• **AIM OF THE EXERCISE**
Extract every line from the records below that contains the word "structured".

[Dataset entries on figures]
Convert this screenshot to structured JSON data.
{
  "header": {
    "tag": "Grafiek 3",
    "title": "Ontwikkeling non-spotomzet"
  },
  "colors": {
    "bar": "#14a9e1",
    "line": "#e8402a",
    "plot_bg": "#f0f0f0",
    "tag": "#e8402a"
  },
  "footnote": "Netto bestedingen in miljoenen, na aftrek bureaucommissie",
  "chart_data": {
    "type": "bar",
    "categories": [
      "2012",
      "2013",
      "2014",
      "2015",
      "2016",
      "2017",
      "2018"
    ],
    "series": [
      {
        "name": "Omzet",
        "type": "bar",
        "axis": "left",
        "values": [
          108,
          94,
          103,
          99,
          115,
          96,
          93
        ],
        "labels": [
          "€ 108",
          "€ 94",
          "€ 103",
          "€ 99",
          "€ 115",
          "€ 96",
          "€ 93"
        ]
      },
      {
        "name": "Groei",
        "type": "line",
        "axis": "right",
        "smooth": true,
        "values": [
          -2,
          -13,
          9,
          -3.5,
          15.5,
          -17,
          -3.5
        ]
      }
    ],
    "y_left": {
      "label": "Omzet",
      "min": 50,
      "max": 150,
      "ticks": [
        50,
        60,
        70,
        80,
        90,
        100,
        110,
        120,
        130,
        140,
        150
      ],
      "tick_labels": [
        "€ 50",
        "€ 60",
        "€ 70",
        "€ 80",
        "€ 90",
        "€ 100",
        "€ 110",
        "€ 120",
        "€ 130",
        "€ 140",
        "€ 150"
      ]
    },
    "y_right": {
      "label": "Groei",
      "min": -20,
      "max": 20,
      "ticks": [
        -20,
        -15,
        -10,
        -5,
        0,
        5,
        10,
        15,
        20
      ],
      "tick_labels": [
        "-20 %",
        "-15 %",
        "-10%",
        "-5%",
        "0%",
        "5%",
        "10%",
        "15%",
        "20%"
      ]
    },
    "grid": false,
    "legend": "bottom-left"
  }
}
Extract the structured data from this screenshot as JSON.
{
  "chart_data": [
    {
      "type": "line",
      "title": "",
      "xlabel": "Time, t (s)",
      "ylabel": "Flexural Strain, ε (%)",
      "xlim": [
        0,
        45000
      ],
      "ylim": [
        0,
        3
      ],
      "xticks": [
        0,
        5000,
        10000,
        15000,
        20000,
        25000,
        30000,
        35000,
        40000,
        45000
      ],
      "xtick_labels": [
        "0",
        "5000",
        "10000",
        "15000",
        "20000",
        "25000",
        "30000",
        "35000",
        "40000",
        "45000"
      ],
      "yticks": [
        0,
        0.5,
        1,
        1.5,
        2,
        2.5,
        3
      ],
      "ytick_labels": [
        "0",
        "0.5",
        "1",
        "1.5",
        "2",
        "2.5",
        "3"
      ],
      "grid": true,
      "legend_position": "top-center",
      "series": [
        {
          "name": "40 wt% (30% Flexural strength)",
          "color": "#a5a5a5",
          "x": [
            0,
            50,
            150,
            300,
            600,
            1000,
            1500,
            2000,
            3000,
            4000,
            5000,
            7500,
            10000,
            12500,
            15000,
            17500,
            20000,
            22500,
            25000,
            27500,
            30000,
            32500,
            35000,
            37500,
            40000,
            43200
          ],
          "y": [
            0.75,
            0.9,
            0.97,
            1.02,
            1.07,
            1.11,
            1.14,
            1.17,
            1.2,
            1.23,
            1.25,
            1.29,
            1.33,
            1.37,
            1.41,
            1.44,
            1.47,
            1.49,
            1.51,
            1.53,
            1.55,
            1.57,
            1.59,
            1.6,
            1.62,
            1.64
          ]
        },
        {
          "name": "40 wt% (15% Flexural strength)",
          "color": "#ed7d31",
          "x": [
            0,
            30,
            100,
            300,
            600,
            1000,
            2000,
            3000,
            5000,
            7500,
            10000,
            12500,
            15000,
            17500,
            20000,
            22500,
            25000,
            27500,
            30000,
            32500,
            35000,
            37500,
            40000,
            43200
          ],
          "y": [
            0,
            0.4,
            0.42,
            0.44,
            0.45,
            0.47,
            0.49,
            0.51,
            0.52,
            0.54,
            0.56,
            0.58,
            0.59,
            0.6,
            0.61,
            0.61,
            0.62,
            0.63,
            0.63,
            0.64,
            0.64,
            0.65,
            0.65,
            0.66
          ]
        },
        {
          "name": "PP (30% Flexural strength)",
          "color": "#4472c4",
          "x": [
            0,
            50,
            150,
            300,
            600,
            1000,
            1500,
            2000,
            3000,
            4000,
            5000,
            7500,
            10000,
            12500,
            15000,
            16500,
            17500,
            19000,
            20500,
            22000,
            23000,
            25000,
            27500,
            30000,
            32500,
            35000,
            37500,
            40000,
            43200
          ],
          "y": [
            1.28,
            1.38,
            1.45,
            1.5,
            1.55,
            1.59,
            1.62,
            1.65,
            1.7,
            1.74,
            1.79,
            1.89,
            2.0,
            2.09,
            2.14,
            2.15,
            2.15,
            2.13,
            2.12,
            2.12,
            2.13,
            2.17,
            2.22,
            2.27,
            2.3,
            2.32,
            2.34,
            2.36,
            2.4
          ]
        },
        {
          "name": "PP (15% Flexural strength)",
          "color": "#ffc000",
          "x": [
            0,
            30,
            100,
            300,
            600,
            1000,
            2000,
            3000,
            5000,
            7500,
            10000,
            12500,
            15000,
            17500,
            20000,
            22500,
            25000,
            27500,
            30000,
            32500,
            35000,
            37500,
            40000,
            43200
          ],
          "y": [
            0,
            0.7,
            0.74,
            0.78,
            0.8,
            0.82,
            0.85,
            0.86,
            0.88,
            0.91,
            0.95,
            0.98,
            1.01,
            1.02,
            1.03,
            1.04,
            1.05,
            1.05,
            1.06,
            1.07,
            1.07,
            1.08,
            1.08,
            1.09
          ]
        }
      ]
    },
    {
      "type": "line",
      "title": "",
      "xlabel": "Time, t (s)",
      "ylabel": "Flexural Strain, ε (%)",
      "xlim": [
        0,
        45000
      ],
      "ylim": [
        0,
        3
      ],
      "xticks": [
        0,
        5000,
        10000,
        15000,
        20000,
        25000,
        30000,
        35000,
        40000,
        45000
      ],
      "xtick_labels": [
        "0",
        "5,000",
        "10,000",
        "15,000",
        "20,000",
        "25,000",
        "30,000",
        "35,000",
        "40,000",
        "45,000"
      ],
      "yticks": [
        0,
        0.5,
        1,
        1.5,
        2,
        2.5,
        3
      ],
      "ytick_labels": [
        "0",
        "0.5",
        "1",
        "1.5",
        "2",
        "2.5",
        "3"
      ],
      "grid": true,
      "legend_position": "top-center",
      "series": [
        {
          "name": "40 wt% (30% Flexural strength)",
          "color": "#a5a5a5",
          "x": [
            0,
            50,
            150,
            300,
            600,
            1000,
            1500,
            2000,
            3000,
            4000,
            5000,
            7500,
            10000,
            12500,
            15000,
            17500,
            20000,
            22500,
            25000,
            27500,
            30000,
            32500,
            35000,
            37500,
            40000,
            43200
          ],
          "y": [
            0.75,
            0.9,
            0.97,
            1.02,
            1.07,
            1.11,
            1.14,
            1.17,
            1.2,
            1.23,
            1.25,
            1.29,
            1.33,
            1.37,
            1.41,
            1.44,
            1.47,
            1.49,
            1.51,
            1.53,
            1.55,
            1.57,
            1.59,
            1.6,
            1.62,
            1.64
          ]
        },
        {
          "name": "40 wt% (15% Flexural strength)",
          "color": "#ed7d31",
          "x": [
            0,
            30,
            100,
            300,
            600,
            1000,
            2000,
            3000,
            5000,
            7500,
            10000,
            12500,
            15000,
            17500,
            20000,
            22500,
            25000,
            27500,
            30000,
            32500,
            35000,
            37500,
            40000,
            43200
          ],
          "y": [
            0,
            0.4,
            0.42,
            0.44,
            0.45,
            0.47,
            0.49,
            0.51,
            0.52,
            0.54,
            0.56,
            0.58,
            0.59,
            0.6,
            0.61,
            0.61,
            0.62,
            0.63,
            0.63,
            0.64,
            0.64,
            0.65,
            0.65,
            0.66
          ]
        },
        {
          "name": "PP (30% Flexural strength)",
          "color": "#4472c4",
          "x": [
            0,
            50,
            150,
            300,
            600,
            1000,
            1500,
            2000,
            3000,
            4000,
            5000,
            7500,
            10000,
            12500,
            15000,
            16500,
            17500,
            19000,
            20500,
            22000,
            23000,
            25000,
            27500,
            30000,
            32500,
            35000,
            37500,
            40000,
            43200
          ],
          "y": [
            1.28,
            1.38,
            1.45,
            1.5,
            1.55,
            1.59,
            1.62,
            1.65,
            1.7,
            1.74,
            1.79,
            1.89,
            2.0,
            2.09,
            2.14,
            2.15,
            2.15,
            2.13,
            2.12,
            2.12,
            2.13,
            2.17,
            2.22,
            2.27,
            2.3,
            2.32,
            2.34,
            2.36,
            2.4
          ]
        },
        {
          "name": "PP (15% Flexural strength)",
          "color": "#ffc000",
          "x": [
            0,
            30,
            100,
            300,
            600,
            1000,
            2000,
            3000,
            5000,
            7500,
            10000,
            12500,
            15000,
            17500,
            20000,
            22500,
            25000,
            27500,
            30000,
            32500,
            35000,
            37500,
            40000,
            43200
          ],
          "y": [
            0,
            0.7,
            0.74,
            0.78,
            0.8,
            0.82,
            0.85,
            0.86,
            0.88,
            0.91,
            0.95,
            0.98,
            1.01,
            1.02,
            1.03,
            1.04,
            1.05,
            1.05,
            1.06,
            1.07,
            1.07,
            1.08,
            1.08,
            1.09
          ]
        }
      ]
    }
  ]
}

• **WRITTEN SOLUTION**
Convert this screenshot to structured JSON data.
Extract the structured data from this screenshot as JSON.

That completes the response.